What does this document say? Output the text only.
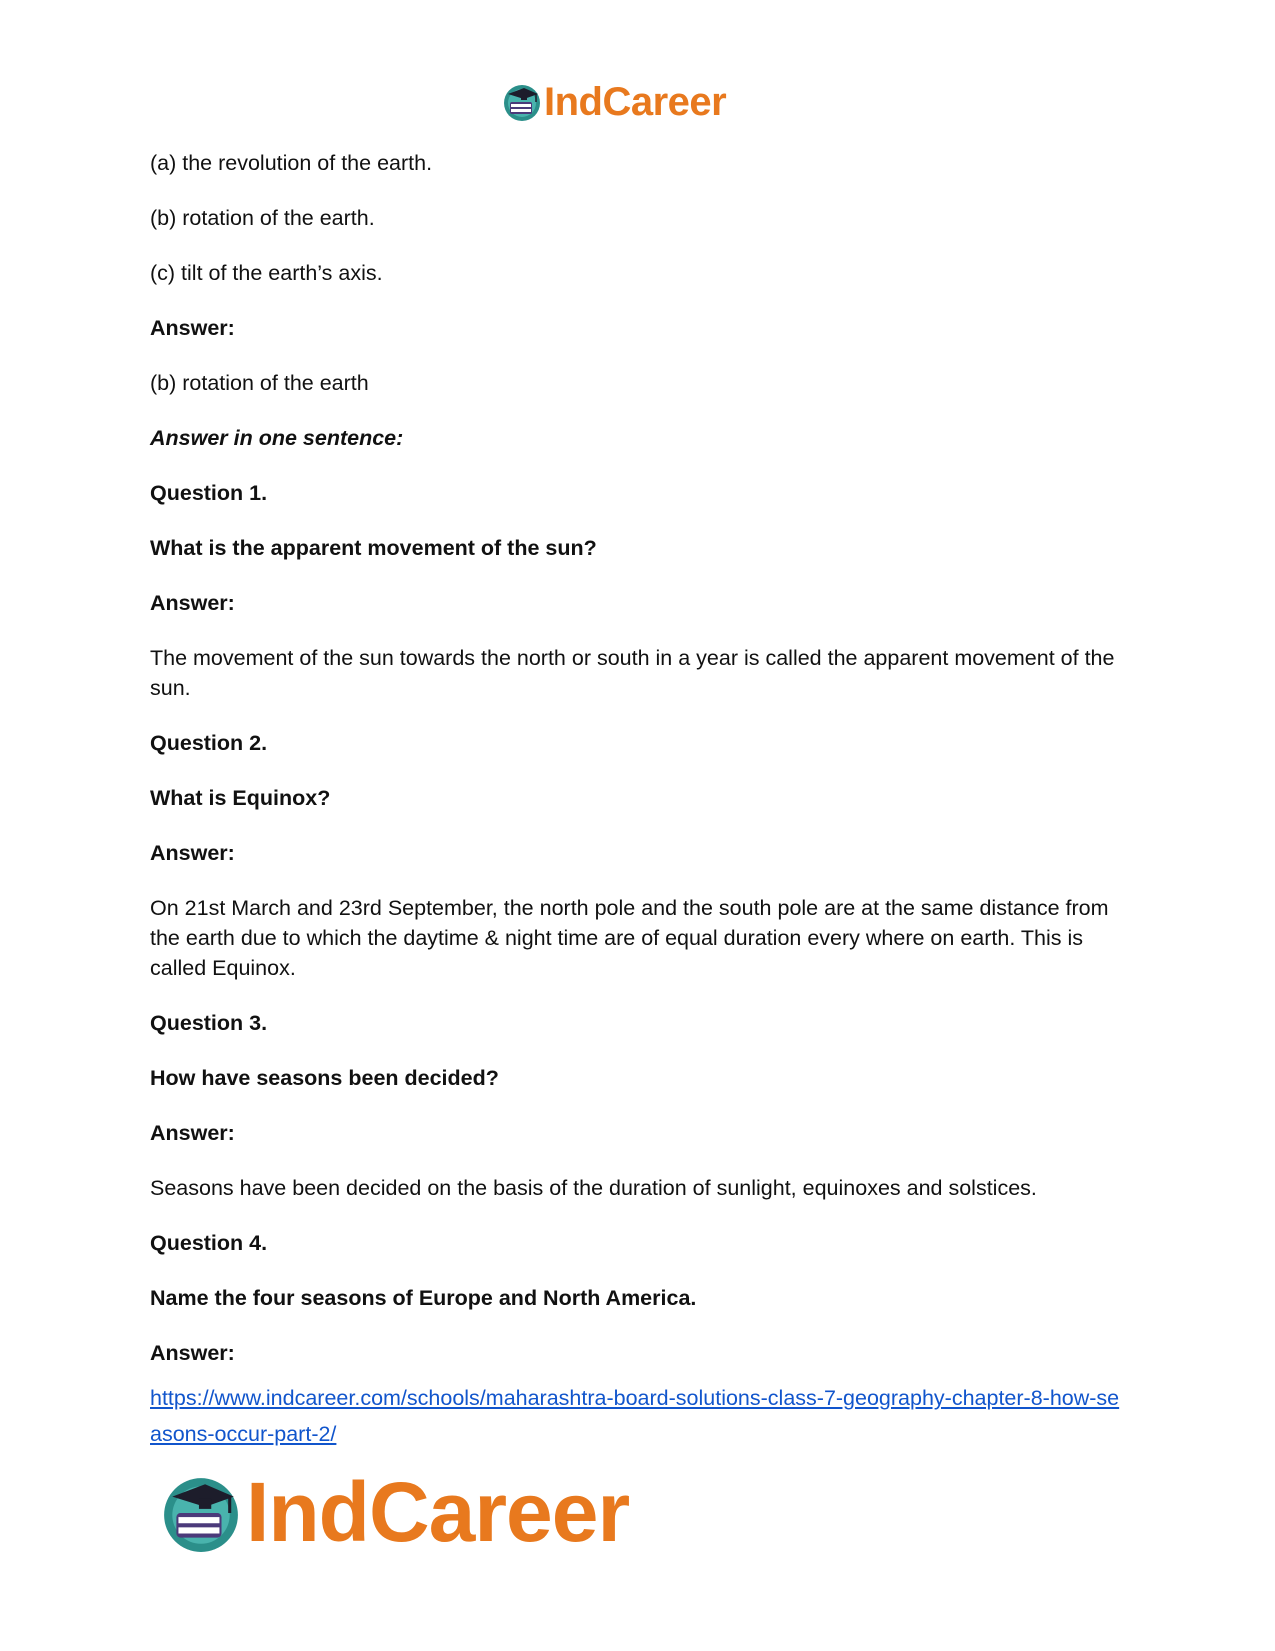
IndCareer

(a) the revolution of the earth.

(b) rotation of the earth.

(c) tilt of the earth’s axis.

Answer:

(b) rotation of the earth

Answer in one sentence:

Question 1.

What is the apparent movement of the sun?

Answer:

The movement of the sun towards the north or south in a year is called the apparent movement of the sun.

Question 2.

What is Equinox?

Answer:

On 21st March and 23rd September, the north pole and the south pole are at the same distance from the earth due to which the daytime & night time are of equal duration every where on earth. This is called Equinox.

Question 3.

How have seasons been decided?

Answer:

Seasons have been decided on the basis of the duration of sunlight, equinoxes and solstices.

Question 4.

Name the four seasons of Europe and North America.

Answer:

https://www.indcareer.com/schools/maharashtra-board-solutions-class-7-geography-chapter-8-how-seasons-occur-part-2/

IndCareer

---+---

» **DESCRIPTION OF THE TASK**:
All records should be output exactly, with the pictures left out.

» **REPLY**:
What does this document say? Output the text only.
IndCareer

(a) the revolution of the earth.

(b) rotation of the earth.

(c) tilt of the earth’s axis.

Answer:

(b) rotation of the earth

Answer in one sentence:

Question 1.

What is the apparent movement of the sun?

Answer:

The movement of the sun towards the north or south in a year is called the apparent movement of the sun.

Question 2.

What is Equinox?

Answer:

On 21st March and 23rd September, the north pole and the south pole are at the same distance from the earth due to which the daytime & night time are of equal duration every where on earth. This is called Equinox.

Question 3.

How have seasons been decided?

Answer:

Seasons have been decided on the basis of the duration of sunlight, equinoxes and solstices.

Question 4.

Name the four seasons of Europe and North America.

Answer:

https://www.indcareer.com/schools/maharashtra-board-solutions-class-7-geography-chapter-8-how-seasons-occur-part-2/

IndCareer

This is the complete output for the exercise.